**WHAT IS REQUIRED**
Quote the listing below in its entirety, omitting every image.

**EXERCISE INPUTS**
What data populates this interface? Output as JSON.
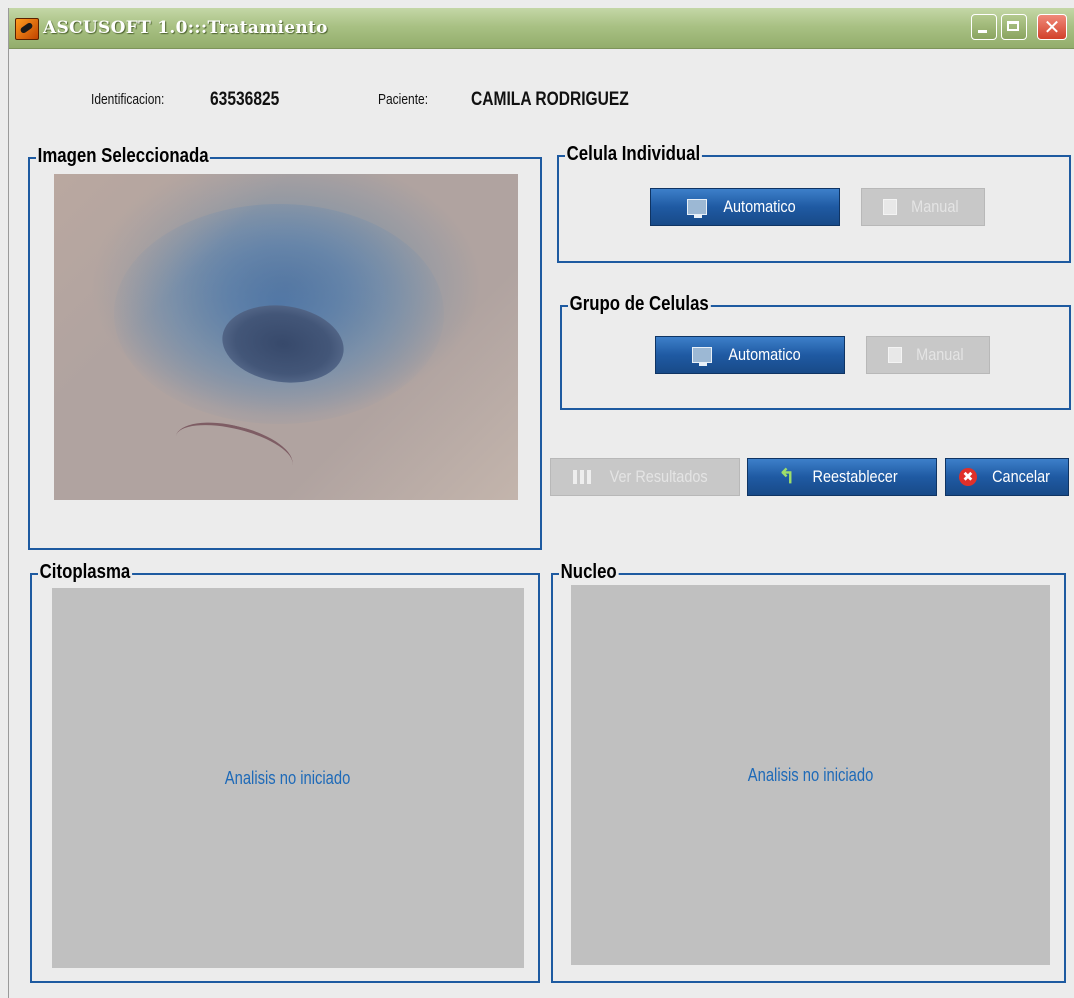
{
  "window": {
    "title": "ASCUSOFT 1.0:::Tratamiento",
    "close_glyph": "✕"
  },
  "patient": {
    "id_label": "Identificacion:",
    "id_value": "63536825",
    "name_label": "Paciente:",
    "name_value": "CAMILA RODRIGUEZ"
  },
  "image_panel": {
    "title": "Imagen Seleccionada"
  },
  "celula_individual": {
    "title": "Celula Individual",
    "auto_label": "Automatico",
    "manual_label": "Manual"
  },
  "grupo_celulas": {
    "title": "Grupo de Celulas",
    "auto_label": "Automatico",
    "manual_label": "Manual"
  },
  "actions": {
    "ver_resultados": "Ver Resultados",
    "reestablecer": "Reestablecer",
    "cancelar": "Cancelar",
    "undo_glyph": "↰",
    "cancel_glyph": "✖"
  },
  "citoplasma": {
    "title": "Citoplasma",
    "status": "Analisis no iniciado"
  },
  "nucleo": {
    "title": "Nucleo",
    "status": "Analisis no iniciado"
  },
  "colors": {
    "group_border": "#1e5aa0",
    "button_blue": "#1f5aa3",
    "status_text": "#1e6ab8",
    "titlebar": "#a9c184"
  },
  "icons": [
    "app-icon",
    "minimize-icon",
    "maximize-icon",
    "close-icon",
    "monitor-icon",
    "calculator-icon",
    "bar-chart-icon",
    "undo-icon",
    "cancel-icon"
  ]
}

**RESULT FOR THIS TASK**
What data populates this interface? Output as JSON.
{
  "window": {
    "title": "ASCUSOFT 1.0:::Tratamiento",
    "close_glyph": "✕"
  },
  "patient": {
    "id_label": "Identificacion:",
    "id_value": "63536825",
    "name_label": "Paciente:",
    "name_value": "CAMILA RODRIGUEZ"
  },
  "image_panel": {
    "title": "Imagen Seleccionada"
  },
  "celula_individual": {
    "title": "Celula Individual",
    "auto_label": "Automatico",
    "manual_label": "Manual"
  },
  "grupo_celulas": {
    "title": "Grupo de Celulas",
    "auto_label": "Automatico",
    "manual_label": "Manual"
  },
  "actions": {
    "ver_resultados": "Ver Resultados",
    "reestablecer": "Reestablecer",
    "cancelar": "Cancelar",
    "undo_glyph": "↰",
    "cancel_glyph": "✖"
  },
  "citoplasma": {
    "title": "Citoplasma",
    "status": "Analisis no iniciado"
  },
  "nucleo": {
    "title": "Nucleo",
    "status": "Analisis no iniciado"
  },
  "colors": {
    "group_border": "#1e5aa0",
    "button_blue": "#1f5aa3",
    "status_text": "#1e6ab8",
    "titlebar": "#a9c184"
  },
  "icons": [
    "app-icon",
    "minimize-icon",
    "maximize-icon",
    "close-icon",
    "monitor-icon",
    "calculator-icon",
    "bar-chart-icon",
    "undo-icon",
    "cancel-icon"
  ]
}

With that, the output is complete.